▸ **WORK TO DO**
Reproduce the records below in full and word for word, excluding pictures.

▸ **LISTED RECORDS**
•••

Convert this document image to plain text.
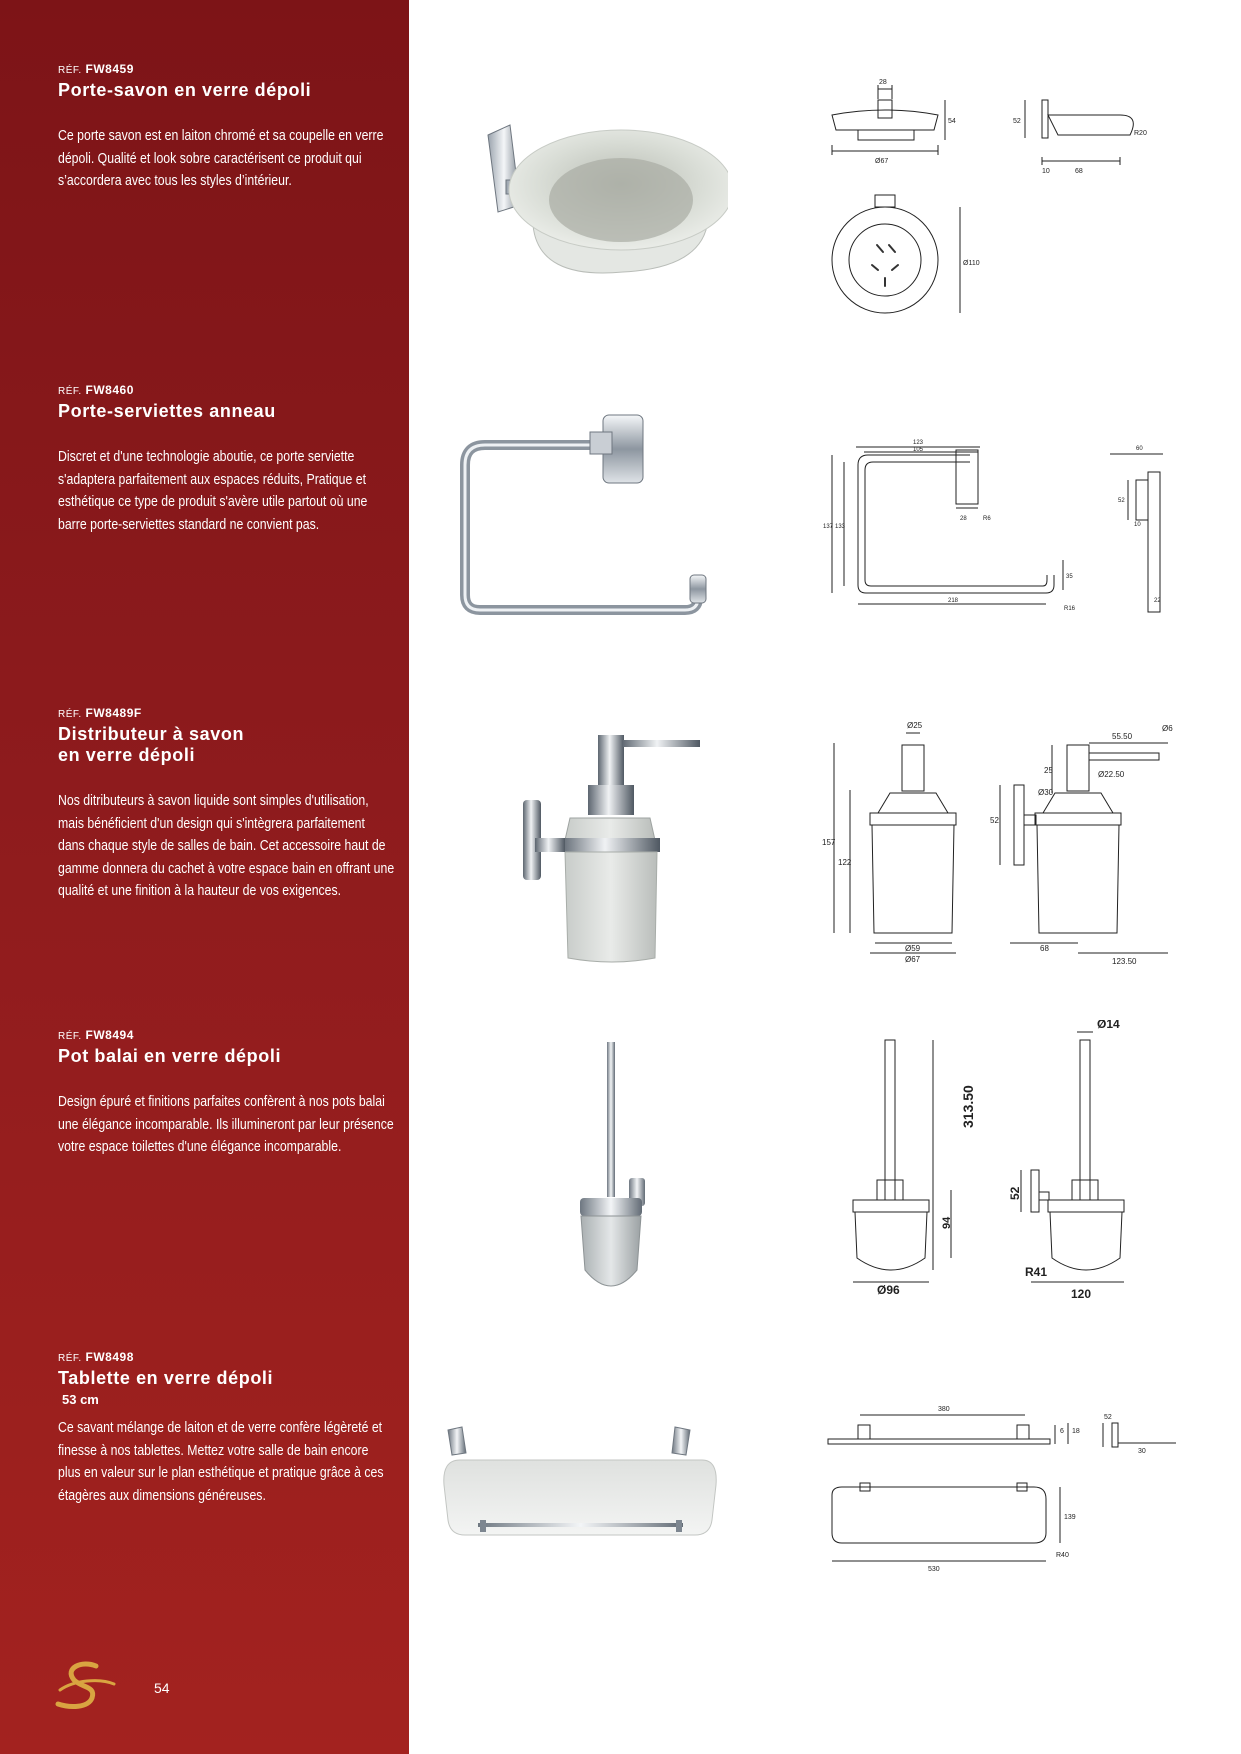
RÉF. FW8459
Porte-savon en verre dépoli
Ce porte savon est en laiton chromé et sa coupelle en verre dépoli. Qualité et look sobre caractérisent ce produit qui s’accordera avec tous les styles d’intérieur.
RÉF. FW8460
Porte-serviettes anneau
Discret et d'une technologie aboutie, ce porte serviette s'adaptera parfaitement aux espaces réduits, Pratique et esthétique ce type de produit s'avère utile partout où une barre porte-serviettes standard ne convient pas.
RÉF. FW8489F
Distributeur à savon
en verre dépoli
Nos ditributeurs à savon liquide sont simples d'utilisation, mais bénéficient d'un design qui s'intègrera parfaitement dans chaque style de salles de bain. Cet accessoire haut de gamme donnera du cachet à votre espace bain en offrant une qualité et une finition à la hauteur de vos exigences.
RÉF. FW8494
Pot balai en verre dépoli
Design épuré et finitions parfaites confèrent à nos pots balai une élégance incomparable. Ils illumineront par leur présence votre espace toilettes d'une élégance incomparable.
RÉF. FW8498
Tablette en verre dépoli
53 cm
Ce savant mélange de laiton et de verre confère légèreté et finesse à nos tablettes. Mettez votre salle de bain encore plus en valeur sur le plan esthétique et pratique grâce à ces étagères aux dimensions généreuses.
54
28
54
Ø67
52
R20
10	68
Ø110
123
105
137 133
R6
28
35
218
R16
60
52
10
22
Ø25
157
122
Ø59
Ø67
55.50
Ø6
25	Ø22.50
Ø30
52
68
123.50
313.50
94
Ø96
Ø14
52
R41
120
380
6 18
52
30
139
530
R40
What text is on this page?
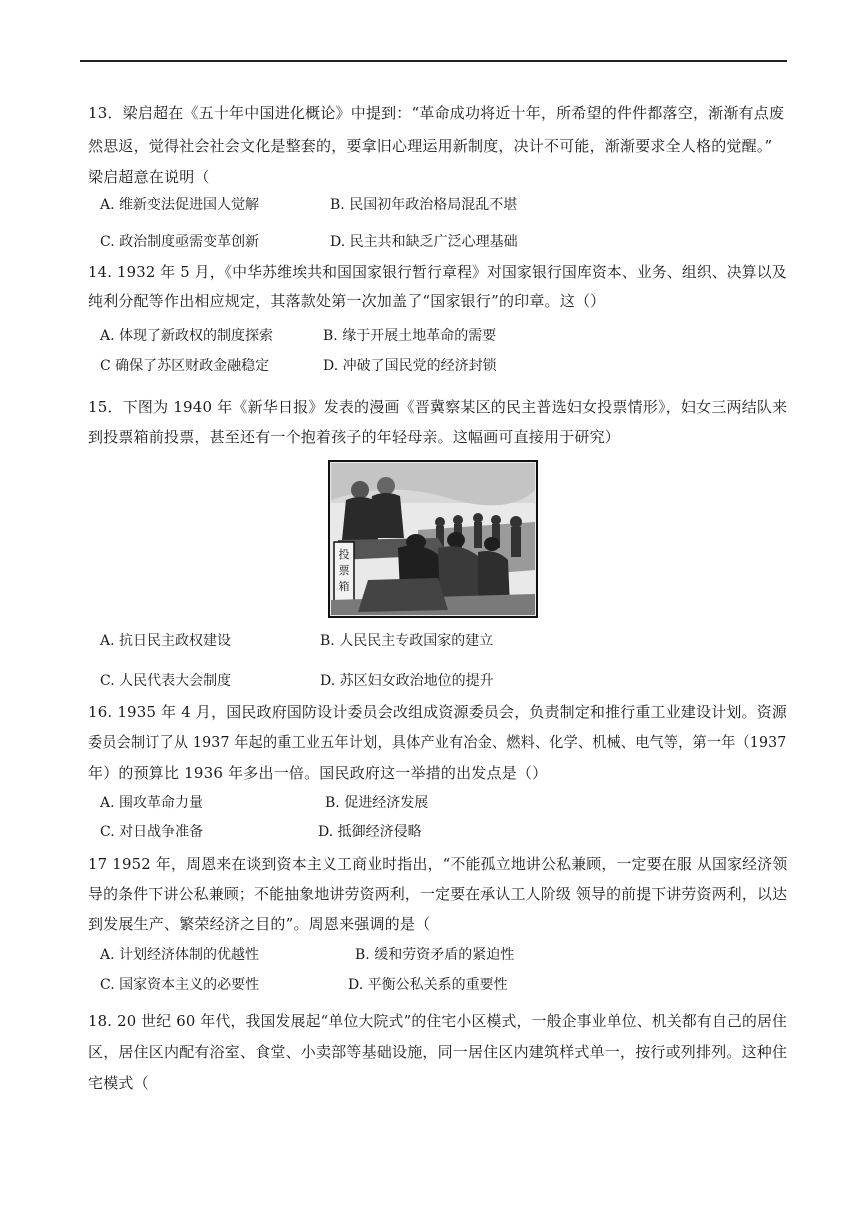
13．梁启超在《五十年中国进化概论》中提到：“革命成功将近十年，所希望的件件都落空，渐渐有点废
然思返，觉得社会社会文化是整套的，要拿旧心理运用新制度，决计不可能，渐渐要求全人格的觉醒。”
梁启超意在说明（
A. 维新变法促进国人觉解	B. 民国初年政治格局混乱不堪
C. 政治制度亟需变革创新	D. 民主共和缺乏广泛心理基础
14. 1932 年 5 月，《中华苏维埃共和国国家银行暂行章程》对国家银行国库资本、业务、组织、决算以及
纯利分配等作出相应规定，其落款处第一次加盖了“国家银行”的印章。这（）
A. 体现了新政权的制度探索	B. 缘于开展土地革命的需要
C 确保了苏区财政金融稳定	D. 冲破了国民党的经济封锁
15．下图为 1940 年《新华日报》发表的漫画《晋冀察某区的民主普选妇女投票情形》，妇女三两结队来
到投票箱前投票，甚至还有一个抱着孩子的年轻母亲。这幅画可直接用于研究）
投
票
箱
A. 抗日民主政权建设	B. 人民民主专政国家的建立
C. 人民代表大会制度	D. 苏区妇女政治地位的提升
16. 1935 年 4 月，国民政府国防设计委员会改组成资源委员会，负责制定和推行重工业建设计划。资源
委员会制订了从 1937 年起的重工业五年计划，具体产业有冶金、燃料、化学、机械、电气等，第一年（1937
年）的预算比 1936 年多出一倍。国民政府这一举措的出发点是（）
A. 围攻革命力量	B. 促进经济发展
C. 对日战争准备	D. 抵御经济侵略
17 1952 年，周恩来在谈到资本主义工商业时指出，“不能孤立地讲公私兼顾，一定要在服 从国家经济领
导的条件下讲公私兼顾；不能抽象地讲劳资两利，一定要在承认工人阶级 领导的前提下讲劳资两利，以达
到发展生产、繁荣经济之目的”。周恩来强调的是（
A. 计划经济体制的优越性	B. 缓和劳资矛盾的紧迫性
C. 国家资本主义的必要性	D. 平衡公私关系的重要性
18. 20 世纪 60 年代，我国发展起“单位大院式”的住宅小区模式，一般企事业单位、机关都有自己的居住
区，居住区内配有浴室、食堂、小卖部等基础设施，同一居住区内建筑样式单一，按行或列排列。这种住
宅模式（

•••

▸ **SOLUTION FOR THIS PROBLEM**
Convert this document image to plain text.
RÉF. FW8459
Porte-savon en verre dépoli
Ce porte savon est en laiton chromé et sa coupelle en verre dépoli. Qualité et look sobre caractérisent ce produit qui s’accordera avec tous les styles d’intérieur.
RÉF. FW8460
Porte-serviettes anneau
Discret et d'une technologie aboutie, ce porte serviette s'adaptera parfaitement aux espaces réduits, Pratique et esthétique ce type de produit s'avère utile partout où une barre porte-serviettes standard ne convient pas.
RÉF. FW8489F
Distributeur à savon
en verre dépoli
Nos ditributeurs à savon liquide sont simples d'utilisation, mais bénéficient d'un design qui s'intègrera parfaitement dans chaque style de salles de bain. Cet accessoire haut de gamme donnera du cachet à votre espace bain en offrant une qualité et une finition à la hauteur de vos exigences.
RÉF. FW8494
Pot balai en verre dépoli
Design épuré et finitions parfaites confèrent à nos pots balai une élégance incomparable. Ils illumineront par leur présence votre espace toilettes d'une élégance incomparable.
RÉF. FW8498
Tablette en verre dépoli
53 cm
Ce savant mélange de laiton et de verre confère légèreté et finesse à nos tablettes. Mettez votre salle de bain encore plus en valeur sur le plan esthétique et pratique grâce à ces étagères aux dimensions généreuses.
54
28
54
Ø67
52
R20
10	68
Ø110
123
105
137 133
R6
28
35
218
R16
60
52
10
22
Ø25
157
122
Ø59
Ø67
55.50
Ø6
25	Ø22.50
Ø30
52
68
123.50
313.50
94
Ø96
Ø14
52
R41
120
380
6 18
52
30
139
530
R40
What text is on this page?
13．梁启超在《五十年中国进化概论》中提到：“革命成功将近十年，所希望的件件都落空，渐渐有点废
然思返，觉得社会社会文化是整套的，要拿旧心理运用新制度，决计不可能，渐渐要求全人格的觉醒。”
梁启超意在说明（
A. 维新变法促进国人觉解	B. 民国初年政治格局混乱不堪
C. 政治制度亟需变革创新	D. 民主共和缺乏广泛心理基础
14. 1932 年 5 月，《中华苏维埃共和国国家银行暂行章程》对国家银行国库资本、业务、组织、决算以及
纯利分配等作出相应规定，其落款处第一次加盖了“国家银行”的印章。这（）
A. 体现了新政权的制度探索	B. 缘于开展土地革命的需要
C 确保了苏区财政金融稳定	D. 冲破了国民党的经济封锁
15．下图为 1940 年《新华日报》发表的漫画《晋冀察某区的民主普选妇女投票情形》，妇女三两结队来
到投票箱前投票，甚至还有一个抱着孩子的年轻母亲。这幅画可直接用于研究）
投
票
箱
A. 抗日民主政权建设	B. 人民民主专政国家的建立
C. 人民代表大会制度	D. 苏区妇女政治地位的提升
16. 1935 年 4 月，国民政府国防设计委员会改组成资源委员会，负责制定和推行重工业建设计划。资源
委员会制订了从 1937 年起的重工业五年计划，具体产业有冶金、燃料、化学、机械、电气等，第一年（1937
年）的预算比 1936 年多出一倍。国民政府这一举措的出发点是（）
A. 围攻革命力量	B. 促进经济发展
C. 对日战争准备	D. 抵御经济侵略
17 1952 年，周恩来在谈到资本主义工商业时指出，“不能孤立地讲公私兼顾，一定要在服 从国家经济领
导的条件下讲公私兼顾；不能抽象地讲劳资两利，一定要在承认工人阶级 领导的前提下讲劳资两利，以达
到发展生产、繁荣经济之目的”。周恩来强调的是（
A. 计划经济体制的优越性	B. 缓和劳资矛盾的紧迫性
C. 国家资本主义的必要性	D. 平衡公私关系的重要性
18. 20 世纪 60 年代，我国发展起“单位大院式”的住宅小区模式，一般企事业单位、机关都有自己的居住
区，居住区内配有浴室、食堂、小卖部等基础设施，同一居住区内建筑样式单一，按行或列排列。这种住
宅模式（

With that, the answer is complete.